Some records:
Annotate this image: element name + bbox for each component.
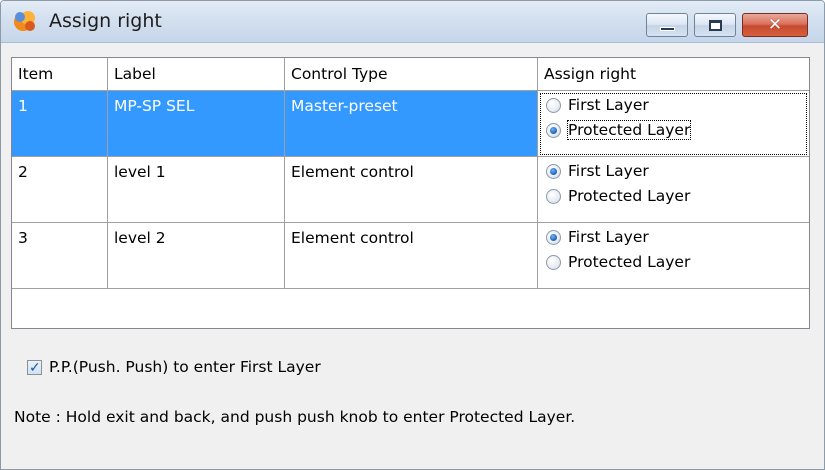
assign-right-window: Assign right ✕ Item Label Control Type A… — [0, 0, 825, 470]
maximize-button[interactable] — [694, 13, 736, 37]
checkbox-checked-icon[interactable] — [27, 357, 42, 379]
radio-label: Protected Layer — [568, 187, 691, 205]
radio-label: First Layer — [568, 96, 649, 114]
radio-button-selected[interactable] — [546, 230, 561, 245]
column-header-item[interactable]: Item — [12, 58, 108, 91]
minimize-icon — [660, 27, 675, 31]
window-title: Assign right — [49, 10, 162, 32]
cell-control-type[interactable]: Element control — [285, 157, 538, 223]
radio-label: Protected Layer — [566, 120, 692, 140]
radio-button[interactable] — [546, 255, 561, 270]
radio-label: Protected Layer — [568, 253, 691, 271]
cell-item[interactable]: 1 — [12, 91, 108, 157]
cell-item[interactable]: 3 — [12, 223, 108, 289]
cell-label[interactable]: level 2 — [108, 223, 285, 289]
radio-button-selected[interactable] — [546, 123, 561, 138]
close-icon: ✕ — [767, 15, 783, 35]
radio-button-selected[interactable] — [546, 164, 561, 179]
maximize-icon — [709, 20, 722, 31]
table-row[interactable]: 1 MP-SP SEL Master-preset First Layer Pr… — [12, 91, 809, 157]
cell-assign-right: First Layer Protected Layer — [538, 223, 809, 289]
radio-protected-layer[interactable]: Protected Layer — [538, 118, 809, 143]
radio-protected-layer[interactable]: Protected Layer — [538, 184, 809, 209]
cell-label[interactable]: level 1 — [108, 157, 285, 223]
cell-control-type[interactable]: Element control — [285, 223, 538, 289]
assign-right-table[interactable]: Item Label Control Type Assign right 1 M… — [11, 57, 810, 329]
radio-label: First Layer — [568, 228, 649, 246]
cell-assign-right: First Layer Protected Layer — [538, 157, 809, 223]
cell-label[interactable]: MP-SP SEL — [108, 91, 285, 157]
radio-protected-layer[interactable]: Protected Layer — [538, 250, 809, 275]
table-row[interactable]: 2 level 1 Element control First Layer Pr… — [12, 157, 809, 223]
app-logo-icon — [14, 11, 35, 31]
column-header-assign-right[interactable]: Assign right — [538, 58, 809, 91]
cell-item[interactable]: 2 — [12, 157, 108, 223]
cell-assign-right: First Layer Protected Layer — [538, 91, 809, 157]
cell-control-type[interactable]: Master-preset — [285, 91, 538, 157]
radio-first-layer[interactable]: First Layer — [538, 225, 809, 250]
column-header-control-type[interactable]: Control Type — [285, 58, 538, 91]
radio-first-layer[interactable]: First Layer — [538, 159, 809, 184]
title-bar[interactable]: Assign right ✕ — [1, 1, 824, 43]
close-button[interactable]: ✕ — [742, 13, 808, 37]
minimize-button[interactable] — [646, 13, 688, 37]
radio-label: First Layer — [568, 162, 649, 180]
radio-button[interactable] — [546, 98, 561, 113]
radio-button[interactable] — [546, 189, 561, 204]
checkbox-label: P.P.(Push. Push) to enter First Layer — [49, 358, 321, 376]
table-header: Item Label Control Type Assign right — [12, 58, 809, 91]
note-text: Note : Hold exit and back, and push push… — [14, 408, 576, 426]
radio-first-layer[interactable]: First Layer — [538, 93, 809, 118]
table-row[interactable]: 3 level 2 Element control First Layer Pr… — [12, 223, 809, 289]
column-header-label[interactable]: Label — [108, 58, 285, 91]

_Directions_.
Write out all the rows again, swapping "Element control" for "Element setting" wherever it occurs and keeping everything else the same. Do not include the pictures.

_Final result_.
Annotate this image: element name + bbox for each component.
assign-right-window: Assign right ✕ Item Label Control Type A… — [0, 0, 825, 470]
maximize-button[interactable] — [694, 13, 736, 37]
checkbox-checked-icon[interactable] — [27, 357, 42, 379]
radio-label: Protected Layer — [568, 187, 691, 205]
radio-label: First Layer — [568, 96, 649, 114]
radio-button-selected[interactable] — [546, 230, 561, 245]
column-header-item[interactable]: Item — [12, 58, 108, 91]
minimize-icon — [660, 27, 675, 31]
window-title: Assign right — [49, 10, 162, 32]
cell-control-type[interactable]: Element setting — [285, 157, 538, 223]
radio-label: Protected Layer — [566, 120, 692, 140]
radio-button[interactable] — [546, 255, 561, 270]
radio-label: Protected Layer — [568, 253, 691, 271]
cell-item[interactable]: 1 — [12, 91, 108, 157]
cell-item[interactable]: 3 — [12, 223, 108, 289]
cell-label[interactable]: level 2 — [108, 223, 285, 289]
radio-button-selected[interactable] — [546, 123, 561, 138]
close-icon: ✕ — [767, 15, 783, 35]
radio-button-selected[interactable] — [546, 164, 561, 179]
maximize-icon — [709, 20, 722, 31]
table-row[interactable]: 1 MP-SP SEL Master-preset First Layer Pr… — [12, 91, 809, 157]
cell-assign-right: First Layer Protected Layer — [538, 223, 809, 289]
radio-protected-layer[interactable]: Protected Layer — [538, 118, 809, 143]
radio-protected-layer[interactable]: Protected Layer — [538, 184, 809, 209]
cell-label[interactable]: level 1 — [108, 157, 285, 223]
cell-control-type[interactable]: Element setting — [285, 223, 538, 289]
assign-right-table[interactable]: Item Label Control Type Assign right 1 M… — [11, 57, 810, 329]
radio-label: First Layer — [568, 228, 649, 246]
cell-assign-right: First Layer Protected Layer — [538, 157, 809, 223]
cell-label[interactable]: MP-SP SEL — [108, 91, 285, 157]
radio-protected-layer[interactable]: Protected Layer — [538, 250, 809, 275]
table-row[interactable]: 2 level 1 Element setting First Layer Pr… — [12, 157, 809, 223]
app-logo-icon — [14, 11, 35, 31]
column-header-assign-right[interactable]: Assign right — [538, 58, 809, 91]
cell-item[interactable]: 2 — [12, 157, 108, 223]
cell-assign-right: First Layer Protected Layer — [538, 91, 809, 157]
cell-control-type[interactable]: Master-preset — [285, 91, 538, 157]
radio-first-layer[interactable]: First Layer — [538, 225, 809, 250]
column-header-control-type[interactable]: Control Type — [285, 58, 538, 91]
radio-first-layer[interactable]: First Layer — [538, 159, 809, 184]
title-bar[interactable]: Assign right ✕ — [1, 1, 824, 43]
close-button[interactable]: ✕ — [742, 13, 808, 37]
minimize-button[interactable] — [646, 13, 688, 37]
radio-label: First Layer — [568, 162, 649, 180]
radio-button[interactable] — [546, 98, 561, 113]
radio-button[interactable] — [546, 189, 561, 204]
checkbox-label: P.P.(Push. Push) to enter First Layer — [49, 358, 321, 376]
table-header: Item Label Control Type Assign right — [12, 58, 809, 91]
note-text: Note : Hold exit and back, and push push… — [14, 408, 576, 426]
radio-first-layer[interactable]: First Layer — [538, 93, 809, 118]
table-row[interactable]: 3 level 2 Element setting First Layer Pr… — [12, 223, 809, 289]
column-header-label[interactable]: Label — [108, 58, 285, 91]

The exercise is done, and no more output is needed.